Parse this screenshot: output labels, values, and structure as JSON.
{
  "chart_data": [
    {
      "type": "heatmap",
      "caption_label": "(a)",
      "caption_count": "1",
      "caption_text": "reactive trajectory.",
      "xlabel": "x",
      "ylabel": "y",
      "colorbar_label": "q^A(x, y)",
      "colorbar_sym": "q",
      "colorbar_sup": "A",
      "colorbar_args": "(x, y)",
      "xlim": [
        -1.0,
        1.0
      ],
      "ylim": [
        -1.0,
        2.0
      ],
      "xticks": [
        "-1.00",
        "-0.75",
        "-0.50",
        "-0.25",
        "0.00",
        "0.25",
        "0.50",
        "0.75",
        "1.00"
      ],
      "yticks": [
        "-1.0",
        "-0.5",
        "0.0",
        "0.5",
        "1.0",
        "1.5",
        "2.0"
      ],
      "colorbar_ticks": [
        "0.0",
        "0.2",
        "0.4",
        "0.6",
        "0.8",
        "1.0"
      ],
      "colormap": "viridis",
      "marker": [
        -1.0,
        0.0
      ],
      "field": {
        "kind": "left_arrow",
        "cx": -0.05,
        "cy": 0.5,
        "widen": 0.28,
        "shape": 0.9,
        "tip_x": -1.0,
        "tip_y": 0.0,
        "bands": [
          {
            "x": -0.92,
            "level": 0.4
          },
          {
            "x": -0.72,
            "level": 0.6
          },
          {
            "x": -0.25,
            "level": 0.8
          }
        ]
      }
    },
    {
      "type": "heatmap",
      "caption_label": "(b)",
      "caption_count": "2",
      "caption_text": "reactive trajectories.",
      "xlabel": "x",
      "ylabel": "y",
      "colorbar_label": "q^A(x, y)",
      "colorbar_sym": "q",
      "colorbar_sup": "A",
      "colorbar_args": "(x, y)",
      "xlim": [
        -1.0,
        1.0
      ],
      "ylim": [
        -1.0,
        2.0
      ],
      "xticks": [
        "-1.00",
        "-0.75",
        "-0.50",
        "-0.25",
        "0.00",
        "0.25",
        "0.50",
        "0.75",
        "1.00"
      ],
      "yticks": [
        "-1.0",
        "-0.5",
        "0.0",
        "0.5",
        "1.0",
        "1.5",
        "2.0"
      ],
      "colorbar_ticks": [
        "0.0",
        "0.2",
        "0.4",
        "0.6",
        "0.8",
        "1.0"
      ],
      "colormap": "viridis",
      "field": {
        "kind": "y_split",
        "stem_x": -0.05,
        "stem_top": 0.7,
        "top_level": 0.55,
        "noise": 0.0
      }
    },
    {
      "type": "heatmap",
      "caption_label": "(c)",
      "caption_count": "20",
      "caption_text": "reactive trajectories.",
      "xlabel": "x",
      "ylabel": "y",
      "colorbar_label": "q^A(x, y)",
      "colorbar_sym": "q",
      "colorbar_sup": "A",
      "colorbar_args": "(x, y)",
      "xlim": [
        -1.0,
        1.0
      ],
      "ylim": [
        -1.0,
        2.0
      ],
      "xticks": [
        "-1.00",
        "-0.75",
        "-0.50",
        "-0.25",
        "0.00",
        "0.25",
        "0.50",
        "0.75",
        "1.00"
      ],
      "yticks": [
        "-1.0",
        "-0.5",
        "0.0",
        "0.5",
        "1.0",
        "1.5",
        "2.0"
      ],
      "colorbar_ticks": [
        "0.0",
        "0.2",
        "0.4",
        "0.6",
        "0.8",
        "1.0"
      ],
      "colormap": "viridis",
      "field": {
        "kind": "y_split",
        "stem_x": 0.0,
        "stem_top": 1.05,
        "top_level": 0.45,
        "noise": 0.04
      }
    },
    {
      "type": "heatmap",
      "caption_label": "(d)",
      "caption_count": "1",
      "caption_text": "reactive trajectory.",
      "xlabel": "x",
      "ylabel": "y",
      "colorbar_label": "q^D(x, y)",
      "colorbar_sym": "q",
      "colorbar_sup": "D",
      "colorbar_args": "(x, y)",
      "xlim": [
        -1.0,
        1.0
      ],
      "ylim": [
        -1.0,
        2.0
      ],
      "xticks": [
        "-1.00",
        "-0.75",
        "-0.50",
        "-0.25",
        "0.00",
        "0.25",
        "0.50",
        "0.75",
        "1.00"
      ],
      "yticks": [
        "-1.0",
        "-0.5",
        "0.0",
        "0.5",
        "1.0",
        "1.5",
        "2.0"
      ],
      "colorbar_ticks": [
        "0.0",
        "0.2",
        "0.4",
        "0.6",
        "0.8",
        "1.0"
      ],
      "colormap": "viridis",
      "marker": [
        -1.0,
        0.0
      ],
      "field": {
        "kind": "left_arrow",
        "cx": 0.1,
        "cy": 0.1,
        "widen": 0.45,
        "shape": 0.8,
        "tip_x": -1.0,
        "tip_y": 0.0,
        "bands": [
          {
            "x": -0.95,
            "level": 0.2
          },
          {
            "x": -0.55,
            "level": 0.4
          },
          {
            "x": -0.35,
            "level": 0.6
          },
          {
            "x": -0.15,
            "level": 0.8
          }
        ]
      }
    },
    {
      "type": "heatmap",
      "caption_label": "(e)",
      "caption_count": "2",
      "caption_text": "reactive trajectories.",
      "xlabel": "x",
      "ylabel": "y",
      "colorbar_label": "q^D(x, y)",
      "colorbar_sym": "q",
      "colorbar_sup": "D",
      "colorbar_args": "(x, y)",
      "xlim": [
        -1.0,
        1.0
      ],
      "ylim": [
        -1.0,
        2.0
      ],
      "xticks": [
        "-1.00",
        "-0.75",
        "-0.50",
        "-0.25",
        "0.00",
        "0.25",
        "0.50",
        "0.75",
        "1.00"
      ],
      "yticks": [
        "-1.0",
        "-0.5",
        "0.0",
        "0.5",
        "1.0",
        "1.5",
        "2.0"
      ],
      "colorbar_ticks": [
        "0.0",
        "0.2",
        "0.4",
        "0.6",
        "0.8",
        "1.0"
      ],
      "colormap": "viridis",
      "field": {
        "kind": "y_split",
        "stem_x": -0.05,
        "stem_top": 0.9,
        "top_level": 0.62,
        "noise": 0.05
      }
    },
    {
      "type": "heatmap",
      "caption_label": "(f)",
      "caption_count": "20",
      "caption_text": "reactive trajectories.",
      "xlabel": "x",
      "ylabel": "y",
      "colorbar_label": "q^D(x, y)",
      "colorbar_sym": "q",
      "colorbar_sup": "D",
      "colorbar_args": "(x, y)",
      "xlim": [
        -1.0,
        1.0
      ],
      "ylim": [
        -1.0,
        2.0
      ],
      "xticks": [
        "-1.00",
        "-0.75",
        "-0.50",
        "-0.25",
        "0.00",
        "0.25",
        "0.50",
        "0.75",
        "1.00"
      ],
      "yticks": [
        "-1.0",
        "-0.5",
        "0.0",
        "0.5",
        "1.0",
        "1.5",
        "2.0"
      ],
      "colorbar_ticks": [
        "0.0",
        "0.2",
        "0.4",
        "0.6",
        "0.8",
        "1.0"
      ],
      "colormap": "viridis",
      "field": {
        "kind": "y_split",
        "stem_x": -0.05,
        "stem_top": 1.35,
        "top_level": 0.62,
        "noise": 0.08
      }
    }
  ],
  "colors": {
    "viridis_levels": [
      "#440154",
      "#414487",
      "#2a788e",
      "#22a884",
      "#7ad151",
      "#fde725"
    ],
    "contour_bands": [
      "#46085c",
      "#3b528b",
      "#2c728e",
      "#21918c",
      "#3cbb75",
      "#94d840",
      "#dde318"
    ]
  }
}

#####

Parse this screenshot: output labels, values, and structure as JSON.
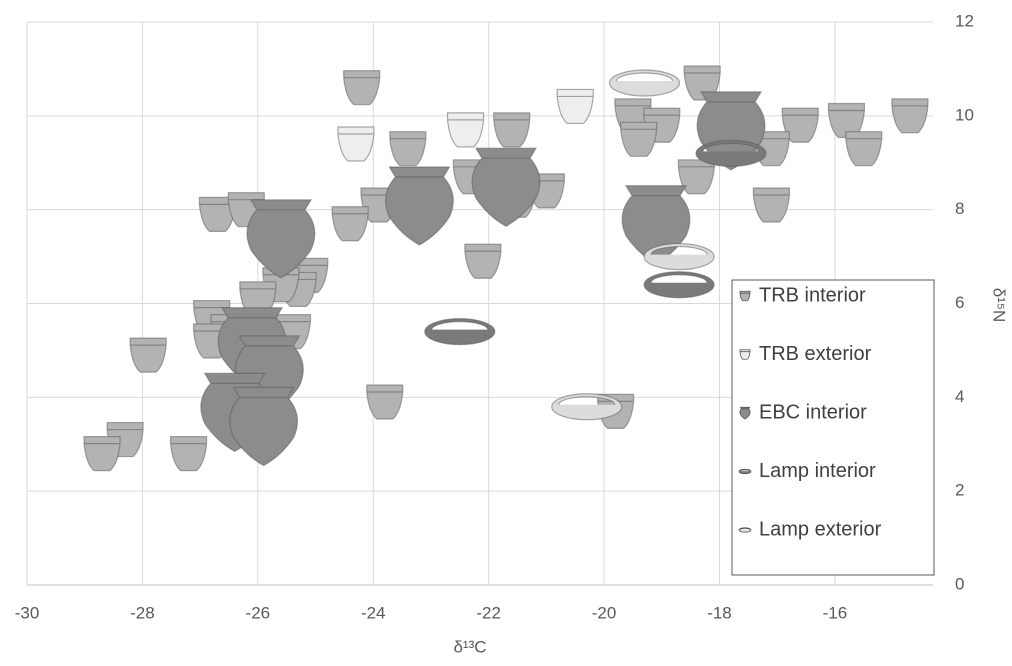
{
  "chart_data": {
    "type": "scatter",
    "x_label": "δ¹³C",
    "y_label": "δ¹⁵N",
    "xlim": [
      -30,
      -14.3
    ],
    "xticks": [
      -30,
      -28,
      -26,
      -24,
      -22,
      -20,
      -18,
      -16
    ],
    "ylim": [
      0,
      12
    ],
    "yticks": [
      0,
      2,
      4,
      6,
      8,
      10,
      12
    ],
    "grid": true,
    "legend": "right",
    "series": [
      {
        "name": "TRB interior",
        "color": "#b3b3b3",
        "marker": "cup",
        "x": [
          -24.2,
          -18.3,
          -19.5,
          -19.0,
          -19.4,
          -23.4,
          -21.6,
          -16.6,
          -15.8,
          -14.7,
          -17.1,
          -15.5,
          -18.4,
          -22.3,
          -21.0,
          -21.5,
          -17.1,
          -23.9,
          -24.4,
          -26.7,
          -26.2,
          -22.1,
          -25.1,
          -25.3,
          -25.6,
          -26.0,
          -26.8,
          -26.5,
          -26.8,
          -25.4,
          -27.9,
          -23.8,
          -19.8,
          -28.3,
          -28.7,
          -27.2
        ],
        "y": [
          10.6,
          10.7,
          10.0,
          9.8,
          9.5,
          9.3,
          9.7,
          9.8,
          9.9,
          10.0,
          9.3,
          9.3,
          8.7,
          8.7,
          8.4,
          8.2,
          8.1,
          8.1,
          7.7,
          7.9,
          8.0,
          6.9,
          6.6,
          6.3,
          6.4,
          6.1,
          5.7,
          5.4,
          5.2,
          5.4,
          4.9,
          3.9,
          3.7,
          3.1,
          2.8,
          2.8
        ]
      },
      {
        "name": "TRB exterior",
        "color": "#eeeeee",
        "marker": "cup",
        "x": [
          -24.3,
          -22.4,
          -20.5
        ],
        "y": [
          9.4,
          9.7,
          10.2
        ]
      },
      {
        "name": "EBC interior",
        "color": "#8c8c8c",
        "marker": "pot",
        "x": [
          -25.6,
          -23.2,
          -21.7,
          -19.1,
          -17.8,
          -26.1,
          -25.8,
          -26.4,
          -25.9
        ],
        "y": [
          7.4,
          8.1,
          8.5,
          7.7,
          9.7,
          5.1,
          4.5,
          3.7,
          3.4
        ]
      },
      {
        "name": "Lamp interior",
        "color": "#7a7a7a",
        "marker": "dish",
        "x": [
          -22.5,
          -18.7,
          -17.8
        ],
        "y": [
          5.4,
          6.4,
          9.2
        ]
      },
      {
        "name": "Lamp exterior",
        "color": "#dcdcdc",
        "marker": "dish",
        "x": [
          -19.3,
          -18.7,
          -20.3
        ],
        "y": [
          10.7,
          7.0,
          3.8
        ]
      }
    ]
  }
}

#####

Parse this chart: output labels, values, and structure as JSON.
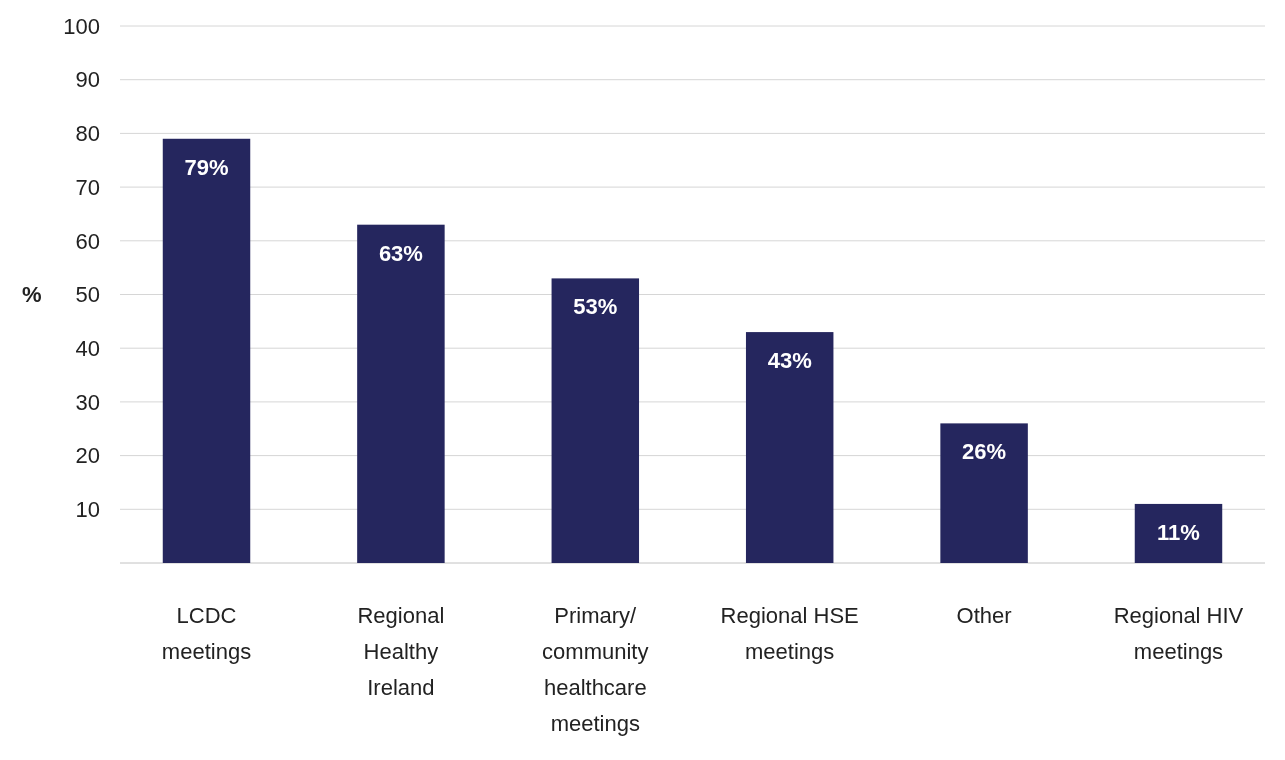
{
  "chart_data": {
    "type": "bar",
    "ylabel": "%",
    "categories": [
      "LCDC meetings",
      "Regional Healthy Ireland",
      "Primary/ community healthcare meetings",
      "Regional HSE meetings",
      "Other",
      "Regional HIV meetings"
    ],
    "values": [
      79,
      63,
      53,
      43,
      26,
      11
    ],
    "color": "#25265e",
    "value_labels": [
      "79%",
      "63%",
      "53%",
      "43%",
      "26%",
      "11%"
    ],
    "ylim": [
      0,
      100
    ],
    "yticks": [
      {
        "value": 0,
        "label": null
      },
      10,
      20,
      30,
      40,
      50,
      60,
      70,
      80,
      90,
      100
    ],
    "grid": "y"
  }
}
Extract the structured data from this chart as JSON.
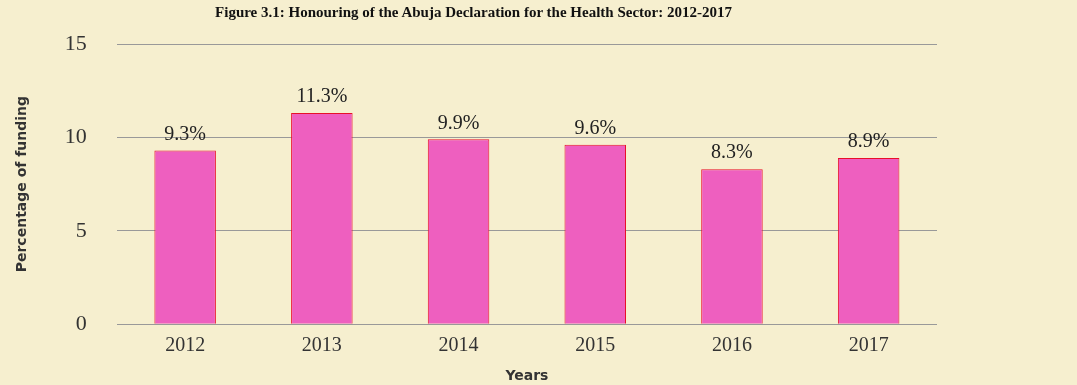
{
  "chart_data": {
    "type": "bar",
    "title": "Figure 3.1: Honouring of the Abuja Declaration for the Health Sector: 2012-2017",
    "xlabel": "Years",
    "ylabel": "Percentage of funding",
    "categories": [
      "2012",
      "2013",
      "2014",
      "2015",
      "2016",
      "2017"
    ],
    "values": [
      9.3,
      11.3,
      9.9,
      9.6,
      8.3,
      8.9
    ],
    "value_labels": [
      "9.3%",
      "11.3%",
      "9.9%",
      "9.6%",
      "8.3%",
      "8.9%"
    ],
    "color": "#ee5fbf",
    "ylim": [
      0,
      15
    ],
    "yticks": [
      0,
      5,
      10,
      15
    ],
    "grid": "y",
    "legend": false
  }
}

#####

In the listing, find all lines with the string "Regional" and copy them.

→ **Worked answer**:
      "Regional Healthy Ireland",
      "Regional HSE meetings",
      "Regional HIV meetings"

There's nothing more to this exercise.